Find each line holding the word "Copy" and give the number of such lines, nothing else.
Begin SOURCE RECORDS
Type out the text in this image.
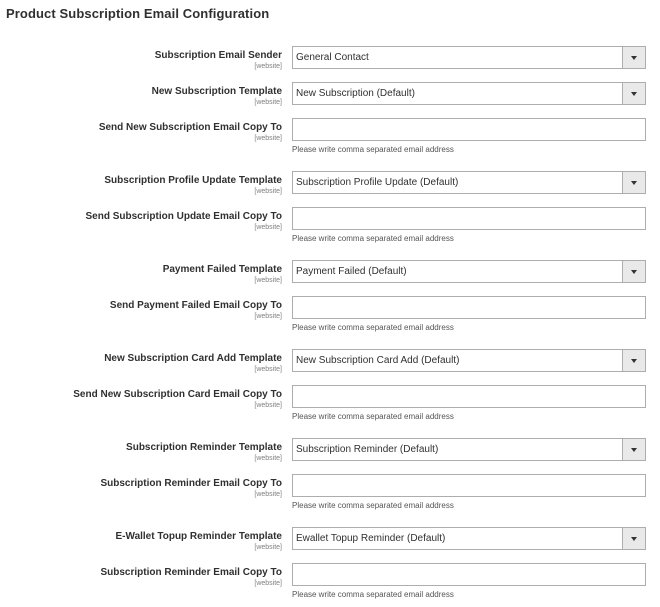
Product Subscription Email Configuration
Subscription Email Sender
[website]
General Contact
New Subscription Template
[website]
New Subscription (Default)
Send New Subscription Email Copy To
[website]
Please write comma separated email address
Subscription Profile Update Template
[website]
Subscription Profile Update (Default)
Send Subscription Update Email Copy To
[website]
Please write comma separated email address
Payment Failed Template
[website]
Payment Failed (Default)
Send Payment Failed Email Copy To
[website]
Please write comma separated email address
New Subscription Card Add Template
[website]
New Subscription Card Add (Default)
Send New Subscription Card Email Copy To
[website]
Please write comma separated email address
Subscription Reminder Template
[website]
Subscription Reminder (Default)
Subscription Reminder Email Copy To
[website]
Please write comma separated email address
E-Wallet Topup Reminder Template
[website]
Ewallet Topup Reminder (Default)
Subscription Reminder Email Copy To
[website]
Please write comma separated email address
End SOURCE RECORDS
RESULT:
6